(Records from a collection)
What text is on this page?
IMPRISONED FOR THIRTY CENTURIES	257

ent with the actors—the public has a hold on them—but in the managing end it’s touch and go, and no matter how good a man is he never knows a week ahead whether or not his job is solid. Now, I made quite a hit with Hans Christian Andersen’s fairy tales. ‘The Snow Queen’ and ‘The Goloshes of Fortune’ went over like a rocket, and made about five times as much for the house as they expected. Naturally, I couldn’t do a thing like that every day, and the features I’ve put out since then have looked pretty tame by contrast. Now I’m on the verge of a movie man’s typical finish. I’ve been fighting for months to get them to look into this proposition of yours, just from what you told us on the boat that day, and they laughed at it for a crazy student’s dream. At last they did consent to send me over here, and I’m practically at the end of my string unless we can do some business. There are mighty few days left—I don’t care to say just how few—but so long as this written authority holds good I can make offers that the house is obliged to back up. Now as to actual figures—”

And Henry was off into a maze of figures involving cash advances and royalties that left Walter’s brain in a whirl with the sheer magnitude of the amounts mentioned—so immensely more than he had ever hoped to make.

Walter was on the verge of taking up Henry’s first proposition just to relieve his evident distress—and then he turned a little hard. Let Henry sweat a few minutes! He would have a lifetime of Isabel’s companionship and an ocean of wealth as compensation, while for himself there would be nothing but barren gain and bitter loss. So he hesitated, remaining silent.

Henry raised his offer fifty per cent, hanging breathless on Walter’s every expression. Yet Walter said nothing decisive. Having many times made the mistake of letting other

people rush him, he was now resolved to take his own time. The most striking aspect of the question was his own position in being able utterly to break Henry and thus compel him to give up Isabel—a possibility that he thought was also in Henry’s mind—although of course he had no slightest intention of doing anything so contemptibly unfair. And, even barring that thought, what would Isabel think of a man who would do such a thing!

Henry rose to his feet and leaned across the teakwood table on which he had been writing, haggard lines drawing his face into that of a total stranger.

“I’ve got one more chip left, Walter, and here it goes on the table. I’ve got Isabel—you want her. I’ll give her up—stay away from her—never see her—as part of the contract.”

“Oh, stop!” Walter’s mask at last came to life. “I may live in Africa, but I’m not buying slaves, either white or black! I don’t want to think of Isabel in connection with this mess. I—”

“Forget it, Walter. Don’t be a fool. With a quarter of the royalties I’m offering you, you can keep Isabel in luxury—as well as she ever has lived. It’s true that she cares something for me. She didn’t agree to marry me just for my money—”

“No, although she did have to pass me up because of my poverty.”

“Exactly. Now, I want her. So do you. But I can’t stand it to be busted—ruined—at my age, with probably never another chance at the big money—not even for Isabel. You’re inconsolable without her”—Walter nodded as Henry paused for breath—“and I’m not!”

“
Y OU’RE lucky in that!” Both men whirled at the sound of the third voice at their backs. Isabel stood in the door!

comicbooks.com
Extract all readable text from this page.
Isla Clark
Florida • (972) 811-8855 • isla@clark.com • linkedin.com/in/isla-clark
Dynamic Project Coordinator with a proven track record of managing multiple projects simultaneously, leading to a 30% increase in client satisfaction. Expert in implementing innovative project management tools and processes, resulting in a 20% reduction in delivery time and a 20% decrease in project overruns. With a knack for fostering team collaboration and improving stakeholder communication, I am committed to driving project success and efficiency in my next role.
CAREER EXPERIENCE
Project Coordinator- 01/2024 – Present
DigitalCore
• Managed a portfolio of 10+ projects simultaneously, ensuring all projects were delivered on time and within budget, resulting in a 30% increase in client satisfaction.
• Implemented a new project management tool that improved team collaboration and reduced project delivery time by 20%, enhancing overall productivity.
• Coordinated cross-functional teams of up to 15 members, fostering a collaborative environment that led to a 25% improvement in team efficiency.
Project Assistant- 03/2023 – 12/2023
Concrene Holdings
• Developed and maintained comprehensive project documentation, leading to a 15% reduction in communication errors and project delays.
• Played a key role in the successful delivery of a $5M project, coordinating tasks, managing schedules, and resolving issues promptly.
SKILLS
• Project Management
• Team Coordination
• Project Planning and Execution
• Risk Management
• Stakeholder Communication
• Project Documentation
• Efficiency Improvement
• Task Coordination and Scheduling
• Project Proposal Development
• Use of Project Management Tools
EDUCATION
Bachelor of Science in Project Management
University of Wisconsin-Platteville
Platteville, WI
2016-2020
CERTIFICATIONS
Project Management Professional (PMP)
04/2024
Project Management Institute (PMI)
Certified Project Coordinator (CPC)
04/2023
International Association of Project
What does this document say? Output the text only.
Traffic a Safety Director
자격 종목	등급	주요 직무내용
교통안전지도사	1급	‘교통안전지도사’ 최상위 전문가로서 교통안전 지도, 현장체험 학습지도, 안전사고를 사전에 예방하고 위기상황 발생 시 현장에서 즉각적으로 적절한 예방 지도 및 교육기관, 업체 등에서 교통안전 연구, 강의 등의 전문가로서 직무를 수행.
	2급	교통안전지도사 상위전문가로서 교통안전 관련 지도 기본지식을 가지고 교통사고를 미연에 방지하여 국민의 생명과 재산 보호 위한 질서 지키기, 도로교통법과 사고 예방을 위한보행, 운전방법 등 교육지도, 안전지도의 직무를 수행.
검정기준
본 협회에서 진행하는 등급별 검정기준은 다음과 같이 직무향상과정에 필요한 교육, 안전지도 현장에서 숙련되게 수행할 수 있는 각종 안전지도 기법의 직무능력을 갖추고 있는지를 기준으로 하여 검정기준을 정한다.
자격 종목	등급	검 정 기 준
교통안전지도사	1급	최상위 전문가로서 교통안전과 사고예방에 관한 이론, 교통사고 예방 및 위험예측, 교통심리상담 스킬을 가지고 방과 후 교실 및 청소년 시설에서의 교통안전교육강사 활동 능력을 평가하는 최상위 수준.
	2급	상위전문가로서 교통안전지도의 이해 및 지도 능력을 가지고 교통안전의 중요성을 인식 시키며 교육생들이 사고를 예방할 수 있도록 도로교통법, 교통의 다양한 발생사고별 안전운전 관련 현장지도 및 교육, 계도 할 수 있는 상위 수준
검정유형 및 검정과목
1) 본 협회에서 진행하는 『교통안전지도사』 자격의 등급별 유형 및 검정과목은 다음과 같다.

* [Exercise]
Go through the records and copy each line with "would" in it.

* [Full output]
Walter was on the verge of taking up Henry’s first proposition just to relieve his evident distress—and then he turned a little hard. Let Henry sweat a few minutes! He would have a lifetime of Isabel’s companionship and an ocean of wealth as compensation, while for himself there would be nothing but barren gain and bitter loss. So he hesitated, remaining silent.
people rush him, he was now resolved to take his own time. The most striking aspect of the question was his own position in being able utterly to break Henry and thus compel him to give up Isabel—a possibility that he thought was also in Henry’s mind—although of course he had no slightest intention of doing anything so contemptibly unfair. And, even barring that thought, what would Isabel think of a man who would do such a thing!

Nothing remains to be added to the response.